## PROBLEM STATEMENT
Write out the material exactly, with the pictures left out.

Dataset listings of figures:
----
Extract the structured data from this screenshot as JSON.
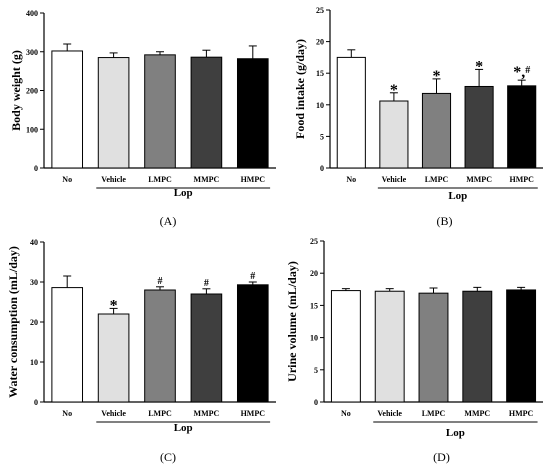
{
  "figure": {
    "colors": {
      "No": "#ffffff",
      "Vehicle": "#e0e0e0",
      "LMPC": "#808080",
      "MMPC": "#3f3f3f",
      "HMPC": "#000000"
    }
  },
  "chart_data": [
    {
      "type": "bar",
      "panel_label": "(A)",
      "ylabel": "Body weight (g)",
      "ylim": [
        0,
        400
      ],
      "yticks": [
        "0",
        "100",
        "200",
        "300",
        "400"
      ],
      "categories": [
        "No",
        "Vehicle",
        "LMPC",
        "MMPC",
        "HMPC"
      ],
      "group_label": "Lop",
      "values": [
        302,
        285,
        292,
        286,
        282
      ],
      "errors": [
        18,
        12,
        8,
        18,
        33
      ],
      "annotations": [
        "",
        "",
        "",
        "",
        ""
      ]
    },
    {
      "type": "bar",
      "panel_label": "(B)",
      "ylabel": "Food intake (g/day)",
      "ylim": [
        0,
        25
      ],
      "yticks": [
        "0",
        "5",
        "10",
        "15",
        "20",
        "25"
      ],
      "categories": [
        "No",
        "Vehicle",
        "LMPC",
        "MMPC",
        "HMPC"
      ],
      "group_label": "Lop",
      "values": [
        17.5,
        10.6,
        11.8,
        12.9,
        13.0
      ],
      "errors": [
        1.2,
        1.3,
        2.3,
        2.7,
        0.9
      ],
      "annotations": [
        "",
        "*",
        "*",
        "*",
        "*,#"
      ]
    },
    {
      "type": "bar",
      "panel_label": "(C)",
      "ylabel": "Water consumption (mL/day)",
      "ylim": [
        0,
        40
      ],
      "yticks": [
        "0",
        "10",
        "20",
        "30",
        "40"
      ],
      "categories": [
        "No",
        "Vehicle",
        "LMPC",
        "MMPC",
        "HMPC"
      ],
      "group_label": "Lop",
      "values": [
        28.6,
        22.0,
        28.0,
        27.0,
        29.3
      ],
      "errors": [
        2.9,
        1.4,
        0.8,
        1.3,
        0.7
      ],
      "annotations": [
        "",
        "*",
        "#",
        "#",
        "#"
      ]
    },
    {
      "type": "bar",
      "panel_label": "(D)",
      "ylabel": "Urine volume (mL/day)",
      "ylim": [
        0,
        25
      ],
      "yticks": [
        "0",
        "5",
        "10",
        "15",
        "20",
        "25"
      ],
      "categories": [
        "No",
        "Vehicle",
        "LMPC",
        "MMPC",
        "HMPC"
      ],
      "group_label": "Lop",
      "values": [
        17.3,
        17.2,
        16.9,
        17.2,
        17.4
      ],
      "errors": [
        0.3,
        0.4,
        0.8,
        0.6,
        0.4
      ],
      "annotations": [
        "",
        "",
        "",
        "",
        ""
      ]
    }
  ]
}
----
## RESPONSE TO THE TASK
Extract the structured data from this screenshot as JSON.
{
  "figure": {
    "colors": {
      "No": "#ffffff",
      "Vehicle": "#e0e0e0",
      "LMPC": "#808080",
      "MMPC": "#3f3f3f",
      "HMPC": "#000000"
    }
  },
  "chart_data": [
    {
      "type": "bar",
      "panel_label": "(A)",
      "ylabel": "Body weight (g)",
      "ylim": [
        0,
        400
      ],
      "yticks": [
        "0",
        "100",
        "200",
        "300",
        "400"
      ],
      "categories": [
        "No",
        "Vehicle",
        "LMPC",
        "MMPC",
        "HMPC"
      ],
      "group_label": "Lop",
      "values": [
        302,
        285,
        292,
        286,
        282
      ],
      "errors": [
        18,
        12,
        8,
        18,
        33
      ],
      "annotations": [
        "",
        "",
        "",
        "",
        ""
      ]
    },
    {
      "type": "bar",
      "panel_label": "(B)",
      "ylabel": "Food intake (g/day)",
      "ylim": [
        0,
        25
      ],
      "yticks": [
        "0",
        "5",
        "10",
        "15",
        "20",
        "25"
      ],
      "categories": [
        "No",
        "Vehicle",
        "LMPC",
        "MMPC",
        "HMPC"
      ],
      "group_label": "Lop",
      "values": [
        17.5,
        10.6,
        11.8,
        12.9,
        13.0
      ],
      "errors": [
        1.2,
        1.3,
        2.3,
        2.7,
        0.9
      ],
      "annotations": [
        "",
        "*",
        "*",
        "*",
        "*,#"
      ]
    },
    {
      "type": "bar",
      "panel_label": "(C)",
      "ylabel": "Water consumption (mL/day)",
      "ylim": [
        0,
        40
      ],
      "yticks": [
        "0",
        "10",
        "20",
        "30",
        "40"
      ],
      "categories": [
        "No",
        "Vehicle",
        "LMPC",
        "MMPC",
        "HMPC"
      ],
      "group_label": "Lop",
      "values": [
        28.6,
        22.0,
        28.0,
        27.0,
        29.3
      ],
      "errors": [
        2.9,
        1.4,
        0.8,
        1.3,
        0.7
      ],
      "annotations": [
        "",
        "*",
        "#",
        "#",
        "#"
      ]
    },
    {
      "type": "bar",
      "panel_label": "(D)",
      "ylabel": "Urine volume (mL/day)",
      "ylim": [
        0,
        25
      ],
      "yticks": [
        "0",
        "5",
        "10",
        "15",
        "20",
        "25"
      ],
      "categories": [
        "No",
        "Vehicle",
        "LMPC",
        "MMPC",
        "HMPC"
      ],
      "group_label": "Lop",
      "values": [
        17.3,
        17.2,
        16.9,
        17.2,
        17.4
      ],
      "errors": [
        0.3,
        0.4,
        0.8,
        0.6,
        0.4
      ],
      "annotations": [
        "",
        "",
        "",
        "",
        ""
      ]
    }
  ]
}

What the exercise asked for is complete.